Omit every image, and transcribe the remaining entries exactly as given.

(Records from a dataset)

- - - -

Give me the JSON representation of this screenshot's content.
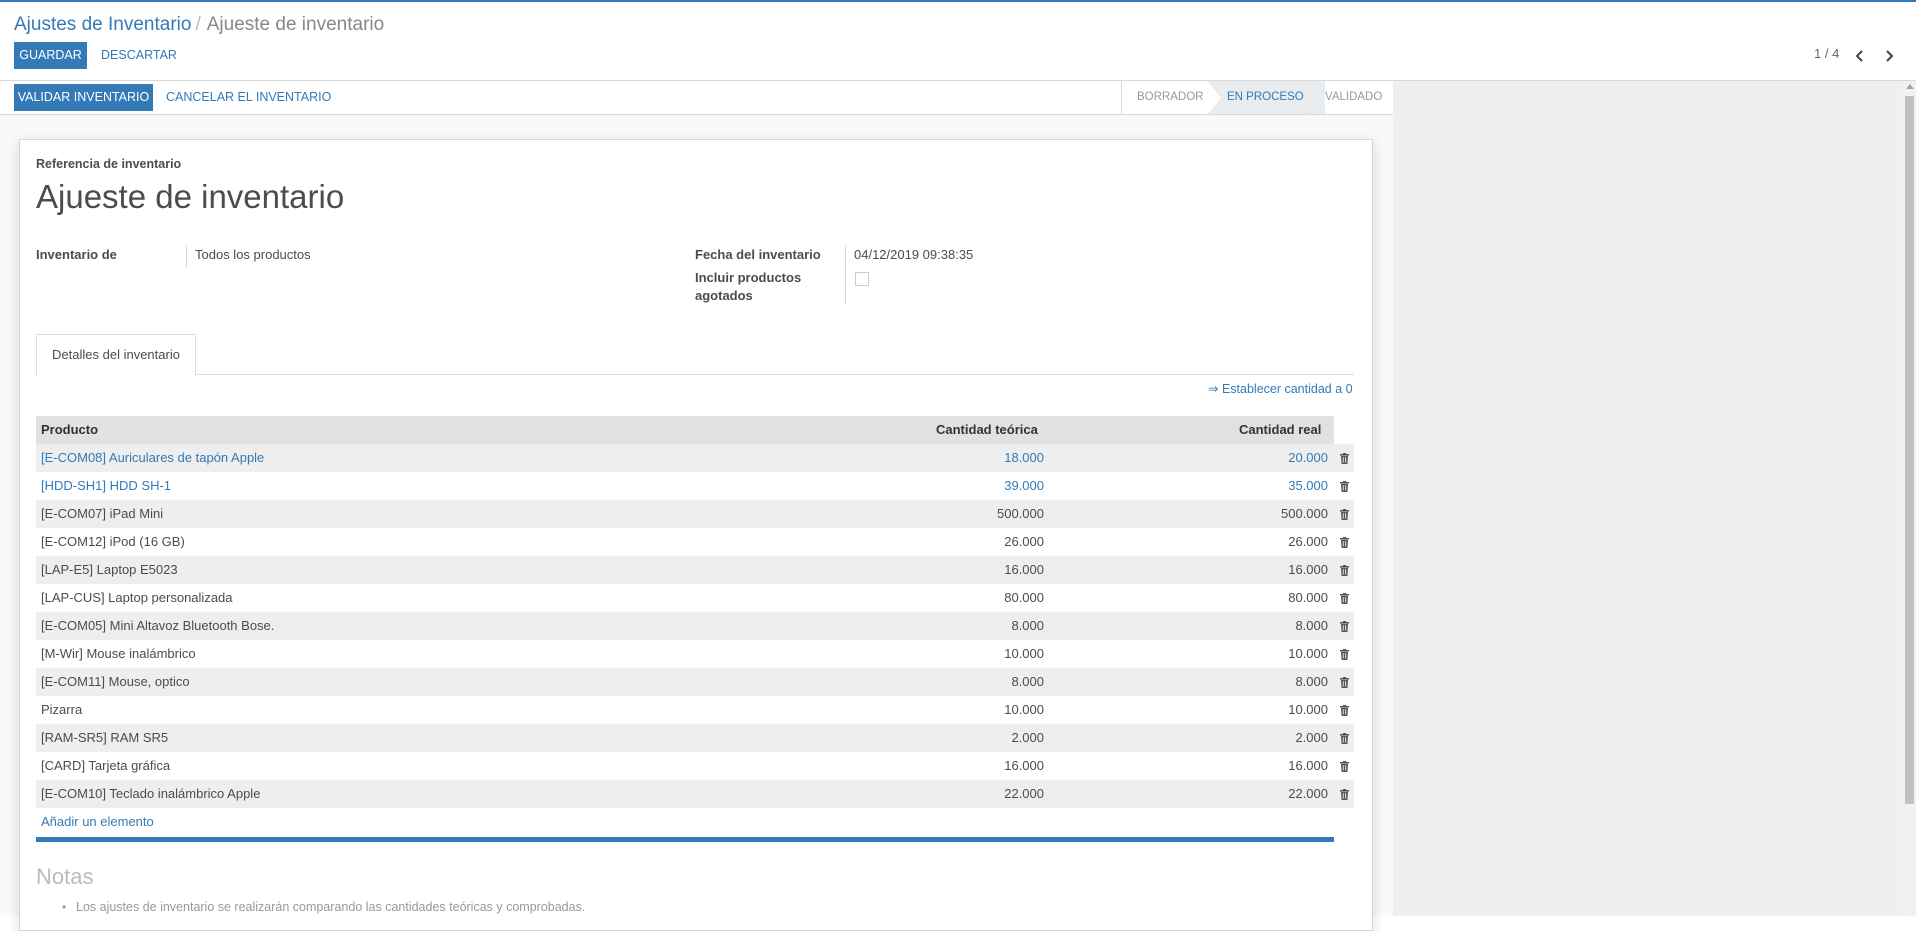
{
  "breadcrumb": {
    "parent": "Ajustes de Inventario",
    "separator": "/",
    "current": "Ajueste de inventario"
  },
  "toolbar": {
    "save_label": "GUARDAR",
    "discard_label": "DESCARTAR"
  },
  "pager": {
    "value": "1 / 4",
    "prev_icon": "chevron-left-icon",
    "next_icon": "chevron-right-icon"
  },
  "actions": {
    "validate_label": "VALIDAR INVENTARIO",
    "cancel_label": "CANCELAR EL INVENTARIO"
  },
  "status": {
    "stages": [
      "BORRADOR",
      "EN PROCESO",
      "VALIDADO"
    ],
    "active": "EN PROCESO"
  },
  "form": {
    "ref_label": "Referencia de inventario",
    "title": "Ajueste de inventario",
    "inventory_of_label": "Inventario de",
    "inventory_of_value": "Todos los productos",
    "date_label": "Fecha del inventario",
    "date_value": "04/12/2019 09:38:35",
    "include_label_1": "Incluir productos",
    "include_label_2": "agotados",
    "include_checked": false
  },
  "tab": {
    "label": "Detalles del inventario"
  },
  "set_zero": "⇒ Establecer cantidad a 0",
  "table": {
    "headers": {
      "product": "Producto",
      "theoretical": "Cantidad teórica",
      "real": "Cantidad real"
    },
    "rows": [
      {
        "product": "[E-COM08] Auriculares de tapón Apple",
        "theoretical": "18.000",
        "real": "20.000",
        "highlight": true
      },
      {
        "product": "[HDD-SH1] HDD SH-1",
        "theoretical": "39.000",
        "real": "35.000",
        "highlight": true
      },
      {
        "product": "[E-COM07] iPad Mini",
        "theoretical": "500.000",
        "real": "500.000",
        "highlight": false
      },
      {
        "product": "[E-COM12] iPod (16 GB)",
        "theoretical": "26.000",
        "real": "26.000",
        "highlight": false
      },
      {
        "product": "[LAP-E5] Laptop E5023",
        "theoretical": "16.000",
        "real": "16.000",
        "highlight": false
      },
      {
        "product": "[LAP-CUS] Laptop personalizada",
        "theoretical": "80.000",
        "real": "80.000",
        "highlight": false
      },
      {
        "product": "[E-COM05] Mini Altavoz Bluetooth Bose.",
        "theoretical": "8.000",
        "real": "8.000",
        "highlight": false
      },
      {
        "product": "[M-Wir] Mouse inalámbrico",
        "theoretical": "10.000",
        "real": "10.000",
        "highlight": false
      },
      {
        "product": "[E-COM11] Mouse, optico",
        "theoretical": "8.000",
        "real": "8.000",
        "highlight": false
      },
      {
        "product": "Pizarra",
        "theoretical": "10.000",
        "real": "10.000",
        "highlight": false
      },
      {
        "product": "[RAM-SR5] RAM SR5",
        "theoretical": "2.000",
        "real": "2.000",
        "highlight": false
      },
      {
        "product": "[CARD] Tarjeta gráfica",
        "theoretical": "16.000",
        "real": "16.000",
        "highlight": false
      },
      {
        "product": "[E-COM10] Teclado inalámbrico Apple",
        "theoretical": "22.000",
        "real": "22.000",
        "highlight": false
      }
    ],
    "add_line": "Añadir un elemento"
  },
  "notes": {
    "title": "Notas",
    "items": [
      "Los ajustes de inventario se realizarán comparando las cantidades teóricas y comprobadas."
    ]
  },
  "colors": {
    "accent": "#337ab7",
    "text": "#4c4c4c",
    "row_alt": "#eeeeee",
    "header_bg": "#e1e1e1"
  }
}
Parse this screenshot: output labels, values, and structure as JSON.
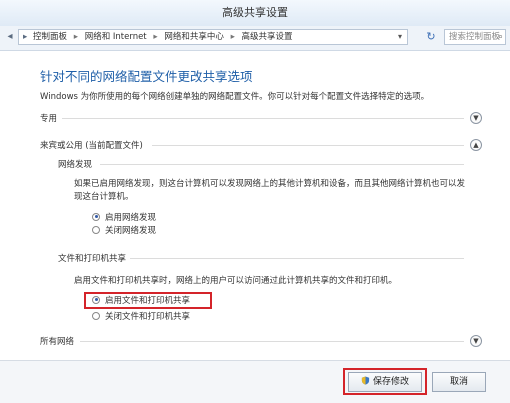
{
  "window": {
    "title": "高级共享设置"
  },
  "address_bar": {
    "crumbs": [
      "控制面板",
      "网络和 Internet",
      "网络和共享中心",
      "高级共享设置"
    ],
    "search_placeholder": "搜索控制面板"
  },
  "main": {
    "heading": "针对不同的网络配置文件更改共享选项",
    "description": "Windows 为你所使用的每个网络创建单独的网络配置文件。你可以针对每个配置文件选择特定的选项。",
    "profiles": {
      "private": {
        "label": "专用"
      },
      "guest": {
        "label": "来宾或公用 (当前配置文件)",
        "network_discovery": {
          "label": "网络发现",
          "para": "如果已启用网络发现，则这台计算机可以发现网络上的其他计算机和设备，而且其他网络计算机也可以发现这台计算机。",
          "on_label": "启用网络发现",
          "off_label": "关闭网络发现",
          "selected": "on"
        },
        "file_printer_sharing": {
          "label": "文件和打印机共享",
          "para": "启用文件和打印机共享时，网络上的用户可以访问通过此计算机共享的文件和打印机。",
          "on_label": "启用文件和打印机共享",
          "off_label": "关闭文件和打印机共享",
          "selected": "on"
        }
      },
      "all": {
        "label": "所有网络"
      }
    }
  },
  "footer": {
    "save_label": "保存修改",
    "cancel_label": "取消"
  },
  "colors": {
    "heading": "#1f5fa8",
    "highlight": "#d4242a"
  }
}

- - - -

Task response.
Give me the JSON representation of this screenshot's content.
{
  "breadcrumb": {
    "parent": "Ajustes de Inventario",
    "separator": "/",
    "current": "Ajueste de inventario"
  },
  "toolbar": {
    "save_label": "GUARDAR",
    "discard_label": "DESCARTAR"
  },
  "pager": {
    "value": "1 / 4",
    "prev_icon": "chevron-left-icon",
    "next_icon": "chevron-right-icon"
  },
  "actions": {
    "validate_label": "VALIDAR INVENTARIO",
    "cancel_label": "CANCELAR EL INVENTARIO"
  },
  "status": {
    "stages": [
      "BORRADOR",
      "EN PROCESO",
      "VALIDADO"
    ],
    "active": "EN PROCESO"
  },
  "form": {
    "ref_label": "Referencia de inventario",
    "title": "Ajueste de inventario",
    "inventory_of_label": "Inventario de",
    "inventory_of_value": "Todos los productos",
    "date_label": "Fecha del inventario",
    "date_value": "04/12/2019 09:38:35",
    "include_label_1": "Incluir productos",
    "include_label_2": "agotados",
    "include_checked": false
  },
  "tab": {
    "label": "Detalles del inventario"
  },
  "set_zero": "⇒ Establecer cantidad a 0",
  "table": {
    "headers": {
      "product": "Producto",
      "theoretical": "Cantidad teórica",
      "real": "Cantidad real"
    },
    "rows": [
      {
        "product": "[E-COM08] Auriculares de tapón Apple",
        "theoretical": "18.000",
        "real": "20.000",
        "highlight": true
      },
      {
        "product": "[HDD-SH1] HDD SH-1",
        "theoretical": "39.000",
        "real": "35.000",
        "highlight": true
      },
      {
        "product": "[E-COM07] iPad Mini",
        "theoretical": "500.000",
        "real": "500.000",
        "highlight": false
      },
      {
        "product": "[E-COM12] iPod (16 GB)",
        "theoretical": "26.000",
        "real": "26.000",
        "highlight": false
      },
      {
        "product": "[LAP-E5] Laptop E5023",
        "theoretical": "16.000",
        "real": "16.000",
        "highlight": false
      },
      {
        "product": "[LAP-CUS] Laptop personalizada",
        "theoretical": "80.000",
        "real": "80.000",
        "highlight": false
      },
      {
        "product": "[E-COM05] Mini Altavoz Bluetooth Bose.",
        "theoretical": "8.000",
        "real": "8.000",
        "highlight": false
      },
      {
        "product": "[M-Wir] Mouse inalámbrico",
        "theoretical": "10.000",
        "real": "10.000",
        "highlight": false
      },
      {
        "product": "[E-COM11] Mouse, optico",
        "theoretical": "8.000",
        "real": "8.000",
        "highlight": false
      },
      {
        "product": "Pizarra",
        "theoretical": "10.000",
        "real": "10.000",
        "highlight": false
      },
      {
        "product": "[RAM-SR5] RAM SR5",
        "theoretical": "2.000",
        "real": "2.000",
        "highlight": false
      },
      {
        "product": "[CARD] Tarjeta gráfica",
        "theoretical": "16.000",
        "real": "16.000",
        "highlight": false
      },
      {
        "product": "[E-COM10] Teclado inalámbrico Apple",
        "theoretical": "22.000",
        "real": "22.000",
        "highlight": false
      }
    ],
    "add_line": "Añadir un elemento"
  },
  "notes": {
    "title": "Notas",
    "items": [
      "Los ajustes de inventario se realizarán comparando las cantidades teóricas y comprobadas."
    ]
  },
  "colors": {
    "accent": "#337ab7",
    "text": "#4c4c4c",
    "row_alt": "#eeeeee",
    "header_bg": "#e1e1e1"
  }
}
Parse this screenshot: output labels, values, and structure as JSON.
{
  "window": {
    "title": "高级共享设置"
  },
  "address_bar": {
    "crumbs": [
      "控制面板",
      "网络和 Internet",
      "网络和共享中心",
      "高级共享设置"
    ],
    "search_placeholder": "搜索控制面板"
  },
  "main": {
    "heading": "针对不同的网络配置文件更改共享选项",
    "description": "Windows 为你所使用的每个网络创建单独的网络配置文件。你可以针对每个配置文件选择特定的选项。",
    "profiles": {
      "private": {
        "label": "专用"
      },
      "guest": {
        "label": "来宾或公用 (当前配置文件)",
        "network_discovery": {
          "label": "网络发现",
          "para": "如果已启用网络发现，则这台计算机可以发现网络上的其他计算机和设备，而且其他网络计算机也可以发现这台计算机。",
          "on_label": "启用网络发现",
          "off_label": "关闭网络发现",
          "selected": "on"
        },
        "file_printer_sharing": {
          "label": "文件和打印机共享",
          "para": "启用文件和打印机共享时，网络上的用户可以访问通过此计算机共享的文件和打印机。",
          "on_label": "启用文件和打印机共享",
          "off_label": "关闭文件和打印机共享",
          "selected": "on"
        }
      },
      "all": {
        "label": "所有网络"
      }
    }
  },
  "footer": {
    "save_label": "保存修改",
    "cancel_label": "取消"
  },
  "colors": {
    "heading": "#1f5fa8",
    "highlight": "#d4242a"
  }
}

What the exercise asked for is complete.